**TASK DESCRIPTION:** Of all the lines in the material, how many include the word "ters"? Reply with the number alone.

===

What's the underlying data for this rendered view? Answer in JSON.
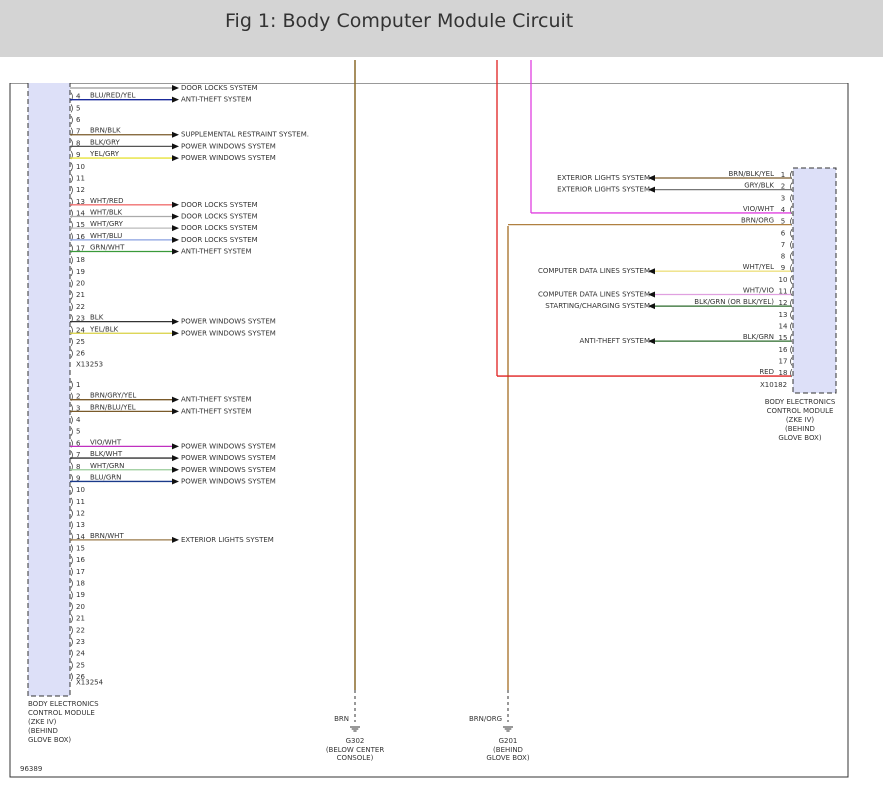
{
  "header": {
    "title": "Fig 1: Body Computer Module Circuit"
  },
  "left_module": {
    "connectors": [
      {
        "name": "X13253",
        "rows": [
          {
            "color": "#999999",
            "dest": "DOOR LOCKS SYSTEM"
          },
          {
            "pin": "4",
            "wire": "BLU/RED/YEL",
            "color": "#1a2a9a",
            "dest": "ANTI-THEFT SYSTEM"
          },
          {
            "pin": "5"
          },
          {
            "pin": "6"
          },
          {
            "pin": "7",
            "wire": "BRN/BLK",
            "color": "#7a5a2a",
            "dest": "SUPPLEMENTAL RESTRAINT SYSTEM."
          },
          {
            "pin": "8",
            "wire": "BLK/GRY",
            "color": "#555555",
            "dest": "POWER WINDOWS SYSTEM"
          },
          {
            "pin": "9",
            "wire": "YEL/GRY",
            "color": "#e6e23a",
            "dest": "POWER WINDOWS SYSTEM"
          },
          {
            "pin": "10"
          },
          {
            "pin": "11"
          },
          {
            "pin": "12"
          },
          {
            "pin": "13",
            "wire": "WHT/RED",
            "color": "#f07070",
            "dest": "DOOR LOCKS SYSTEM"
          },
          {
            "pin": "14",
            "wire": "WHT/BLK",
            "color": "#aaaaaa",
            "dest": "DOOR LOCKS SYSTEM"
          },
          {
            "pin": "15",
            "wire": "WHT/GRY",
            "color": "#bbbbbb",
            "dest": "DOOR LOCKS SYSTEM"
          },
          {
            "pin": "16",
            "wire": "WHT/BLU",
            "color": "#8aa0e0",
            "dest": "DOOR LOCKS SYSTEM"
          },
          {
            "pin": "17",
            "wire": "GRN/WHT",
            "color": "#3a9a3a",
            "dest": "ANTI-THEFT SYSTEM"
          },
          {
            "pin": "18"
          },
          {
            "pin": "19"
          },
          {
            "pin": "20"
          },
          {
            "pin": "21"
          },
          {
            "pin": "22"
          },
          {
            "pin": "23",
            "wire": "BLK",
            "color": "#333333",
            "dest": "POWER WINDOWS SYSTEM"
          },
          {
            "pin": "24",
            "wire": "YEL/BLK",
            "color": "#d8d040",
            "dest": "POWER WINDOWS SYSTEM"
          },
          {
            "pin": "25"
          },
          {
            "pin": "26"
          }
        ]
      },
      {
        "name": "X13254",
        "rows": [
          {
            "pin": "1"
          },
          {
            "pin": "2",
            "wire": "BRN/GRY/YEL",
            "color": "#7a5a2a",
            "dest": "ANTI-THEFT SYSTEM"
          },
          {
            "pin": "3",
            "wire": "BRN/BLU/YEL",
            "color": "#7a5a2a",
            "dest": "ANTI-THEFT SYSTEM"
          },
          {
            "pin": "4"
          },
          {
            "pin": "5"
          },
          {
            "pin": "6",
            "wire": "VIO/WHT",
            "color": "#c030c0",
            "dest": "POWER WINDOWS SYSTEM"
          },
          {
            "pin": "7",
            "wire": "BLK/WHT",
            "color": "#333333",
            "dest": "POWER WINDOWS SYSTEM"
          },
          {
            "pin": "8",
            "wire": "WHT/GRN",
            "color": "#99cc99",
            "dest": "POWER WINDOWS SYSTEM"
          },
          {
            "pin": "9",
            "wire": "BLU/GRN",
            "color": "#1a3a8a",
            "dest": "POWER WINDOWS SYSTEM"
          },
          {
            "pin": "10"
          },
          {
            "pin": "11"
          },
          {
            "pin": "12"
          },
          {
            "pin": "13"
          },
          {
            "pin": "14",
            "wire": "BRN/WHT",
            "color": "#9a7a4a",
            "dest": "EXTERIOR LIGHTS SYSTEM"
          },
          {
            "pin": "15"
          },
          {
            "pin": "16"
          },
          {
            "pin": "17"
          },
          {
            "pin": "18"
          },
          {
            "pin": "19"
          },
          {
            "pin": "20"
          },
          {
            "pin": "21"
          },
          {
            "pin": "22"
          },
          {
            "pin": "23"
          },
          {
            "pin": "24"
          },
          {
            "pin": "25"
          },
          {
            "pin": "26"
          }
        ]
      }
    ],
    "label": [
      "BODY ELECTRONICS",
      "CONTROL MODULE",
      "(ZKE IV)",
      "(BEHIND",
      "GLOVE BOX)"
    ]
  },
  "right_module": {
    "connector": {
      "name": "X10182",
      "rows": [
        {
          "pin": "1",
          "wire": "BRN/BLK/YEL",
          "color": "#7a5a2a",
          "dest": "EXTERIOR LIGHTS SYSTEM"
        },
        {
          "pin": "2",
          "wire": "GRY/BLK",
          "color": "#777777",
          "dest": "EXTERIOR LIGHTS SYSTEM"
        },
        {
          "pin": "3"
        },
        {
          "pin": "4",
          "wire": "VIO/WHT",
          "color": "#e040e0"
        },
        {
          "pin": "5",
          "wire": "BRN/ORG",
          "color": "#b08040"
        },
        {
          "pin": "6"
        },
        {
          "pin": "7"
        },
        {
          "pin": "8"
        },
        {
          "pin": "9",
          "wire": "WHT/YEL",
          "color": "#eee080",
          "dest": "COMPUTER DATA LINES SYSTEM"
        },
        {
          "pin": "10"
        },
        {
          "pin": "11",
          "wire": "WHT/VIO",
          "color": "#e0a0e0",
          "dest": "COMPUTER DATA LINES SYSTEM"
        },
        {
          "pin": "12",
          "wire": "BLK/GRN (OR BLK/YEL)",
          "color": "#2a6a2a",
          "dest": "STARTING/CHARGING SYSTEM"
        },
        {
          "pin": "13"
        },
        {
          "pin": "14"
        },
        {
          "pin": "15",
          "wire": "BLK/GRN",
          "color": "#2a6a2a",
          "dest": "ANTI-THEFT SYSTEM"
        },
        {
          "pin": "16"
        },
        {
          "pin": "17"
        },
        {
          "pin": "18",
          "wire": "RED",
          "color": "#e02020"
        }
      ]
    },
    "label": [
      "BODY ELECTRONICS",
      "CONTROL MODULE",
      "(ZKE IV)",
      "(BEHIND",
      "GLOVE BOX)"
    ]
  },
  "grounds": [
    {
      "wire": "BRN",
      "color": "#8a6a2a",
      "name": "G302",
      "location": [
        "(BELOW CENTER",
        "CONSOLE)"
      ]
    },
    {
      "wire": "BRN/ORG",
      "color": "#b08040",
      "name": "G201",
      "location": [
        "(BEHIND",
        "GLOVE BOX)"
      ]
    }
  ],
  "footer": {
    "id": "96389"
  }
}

===

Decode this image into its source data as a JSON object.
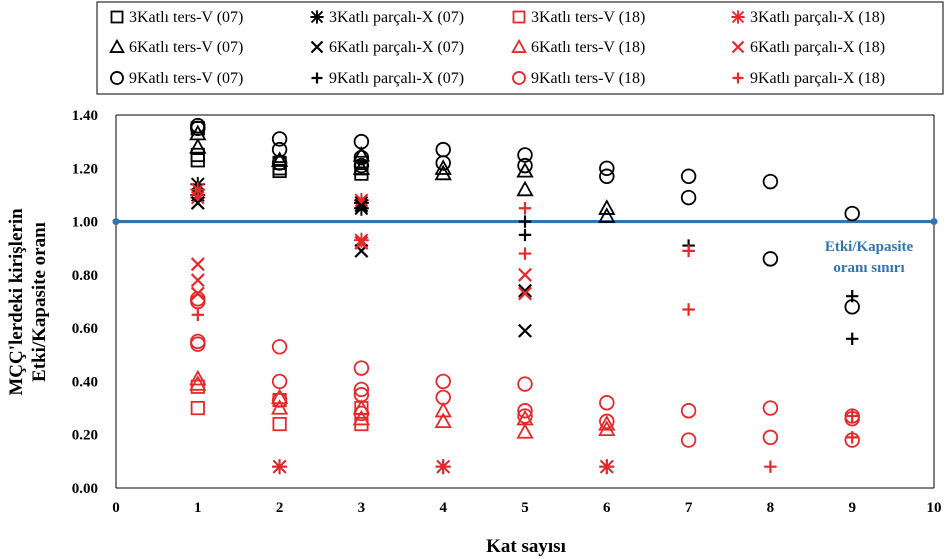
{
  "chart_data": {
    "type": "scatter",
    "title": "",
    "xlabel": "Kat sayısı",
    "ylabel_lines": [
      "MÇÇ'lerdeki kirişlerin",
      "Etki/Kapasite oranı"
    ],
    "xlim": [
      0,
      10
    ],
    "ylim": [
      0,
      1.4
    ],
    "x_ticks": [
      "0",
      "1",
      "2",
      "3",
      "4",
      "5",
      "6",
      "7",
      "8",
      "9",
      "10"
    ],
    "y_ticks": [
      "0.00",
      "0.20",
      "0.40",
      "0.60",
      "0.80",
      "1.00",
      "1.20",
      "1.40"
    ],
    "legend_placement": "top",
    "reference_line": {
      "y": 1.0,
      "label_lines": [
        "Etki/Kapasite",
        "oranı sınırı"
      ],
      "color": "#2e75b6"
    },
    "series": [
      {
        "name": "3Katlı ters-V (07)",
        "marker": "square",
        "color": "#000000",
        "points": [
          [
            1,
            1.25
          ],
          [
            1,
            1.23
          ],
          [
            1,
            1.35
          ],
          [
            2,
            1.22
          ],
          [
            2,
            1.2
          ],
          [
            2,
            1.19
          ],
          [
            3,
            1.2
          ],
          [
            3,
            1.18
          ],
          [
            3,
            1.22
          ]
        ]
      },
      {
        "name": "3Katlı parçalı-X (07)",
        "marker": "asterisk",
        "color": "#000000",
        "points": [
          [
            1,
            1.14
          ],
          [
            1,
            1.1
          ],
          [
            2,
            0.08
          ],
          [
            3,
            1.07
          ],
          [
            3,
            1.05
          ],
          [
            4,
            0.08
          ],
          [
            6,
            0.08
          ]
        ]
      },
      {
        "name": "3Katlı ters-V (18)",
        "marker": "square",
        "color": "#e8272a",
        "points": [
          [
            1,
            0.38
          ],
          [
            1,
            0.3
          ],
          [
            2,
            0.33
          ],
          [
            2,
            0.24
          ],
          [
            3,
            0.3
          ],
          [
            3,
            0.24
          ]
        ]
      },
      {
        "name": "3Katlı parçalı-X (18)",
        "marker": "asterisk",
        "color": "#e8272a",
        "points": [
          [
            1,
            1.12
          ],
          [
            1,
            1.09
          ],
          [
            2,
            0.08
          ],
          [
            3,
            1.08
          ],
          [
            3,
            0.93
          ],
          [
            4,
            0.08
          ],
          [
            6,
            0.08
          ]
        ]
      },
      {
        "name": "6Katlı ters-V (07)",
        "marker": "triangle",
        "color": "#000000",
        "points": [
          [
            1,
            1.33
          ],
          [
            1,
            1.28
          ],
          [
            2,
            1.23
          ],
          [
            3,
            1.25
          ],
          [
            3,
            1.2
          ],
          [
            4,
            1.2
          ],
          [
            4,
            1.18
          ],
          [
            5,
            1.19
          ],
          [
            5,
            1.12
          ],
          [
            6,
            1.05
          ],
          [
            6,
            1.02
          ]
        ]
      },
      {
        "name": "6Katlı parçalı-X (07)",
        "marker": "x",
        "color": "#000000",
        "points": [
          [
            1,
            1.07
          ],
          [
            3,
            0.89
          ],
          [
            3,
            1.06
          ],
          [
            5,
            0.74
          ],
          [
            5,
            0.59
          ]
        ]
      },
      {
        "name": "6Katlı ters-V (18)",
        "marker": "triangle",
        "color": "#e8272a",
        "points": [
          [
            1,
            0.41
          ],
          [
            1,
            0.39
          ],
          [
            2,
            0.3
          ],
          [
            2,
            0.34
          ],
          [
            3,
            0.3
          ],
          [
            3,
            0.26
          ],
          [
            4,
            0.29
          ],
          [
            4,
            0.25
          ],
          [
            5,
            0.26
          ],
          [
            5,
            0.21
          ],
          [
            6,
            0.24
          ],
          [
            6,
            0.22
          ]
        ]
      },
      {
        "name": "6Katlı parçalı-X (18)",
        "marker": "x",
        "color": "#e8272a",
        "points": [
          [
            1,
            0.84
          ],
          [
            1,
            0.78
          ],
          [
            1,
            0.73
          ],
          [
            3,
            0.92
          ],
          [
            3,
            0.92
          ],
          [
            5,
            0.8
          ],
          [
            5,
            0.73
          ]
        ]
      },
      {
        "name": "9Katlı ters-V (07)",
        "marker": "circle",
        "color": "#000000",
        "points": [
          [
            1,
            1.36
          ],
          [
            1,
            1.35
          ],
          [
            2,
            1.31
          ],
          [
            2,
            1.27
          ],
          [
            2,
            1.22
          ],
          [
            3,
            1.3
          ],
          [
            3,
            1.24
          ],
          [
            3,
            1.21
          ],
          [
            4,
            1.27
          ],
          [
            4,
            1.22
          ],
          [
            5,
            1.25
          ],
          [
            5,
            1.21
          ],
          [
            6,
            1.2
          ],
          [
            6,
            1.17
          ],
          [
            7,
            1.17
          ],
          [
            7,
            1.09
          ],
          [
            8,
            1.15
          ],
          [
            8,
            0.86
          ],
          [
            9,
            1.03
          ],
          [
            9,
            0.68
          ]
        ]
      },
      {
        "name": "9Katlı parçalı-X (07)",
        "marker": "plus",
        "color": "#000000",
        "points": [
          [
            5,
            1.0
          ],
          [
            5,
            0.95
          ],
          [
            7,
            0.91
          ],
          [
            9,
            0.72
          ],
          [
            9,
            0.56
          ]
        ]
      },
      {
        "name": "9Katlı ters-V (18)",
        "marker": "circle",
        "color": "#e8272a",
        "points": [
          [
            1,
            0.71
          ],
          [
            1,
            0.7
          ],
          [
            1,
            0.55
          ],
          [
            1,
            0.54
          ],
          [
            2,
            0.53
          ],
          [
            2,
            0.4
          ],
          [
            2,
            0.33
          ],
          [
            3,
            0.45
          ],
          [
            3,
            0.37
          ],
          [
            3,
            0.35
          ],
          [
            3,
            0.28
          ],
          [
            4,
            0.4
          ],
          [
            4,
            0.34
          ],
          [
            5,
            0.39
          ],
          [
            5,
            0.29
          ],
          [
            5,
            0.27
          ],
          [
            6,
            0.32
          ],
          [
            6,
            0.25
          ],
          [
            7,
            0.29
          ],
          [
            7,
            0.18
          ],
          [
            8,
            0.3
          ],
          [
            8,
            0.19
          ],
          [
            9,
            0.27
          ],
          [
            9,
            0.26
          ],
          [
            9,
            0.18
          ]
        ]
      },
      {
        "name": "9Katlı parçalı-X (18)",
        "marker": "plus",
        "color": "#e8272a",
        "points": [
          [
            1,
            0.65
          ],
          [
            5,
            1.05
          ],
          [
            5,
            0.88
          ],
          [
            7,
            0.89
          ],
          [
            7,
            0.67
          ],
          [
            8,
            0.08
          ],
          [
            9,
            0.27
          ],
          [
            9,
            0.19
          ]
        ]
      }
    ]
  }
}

===

**EXERCISE OUTPUT:** 6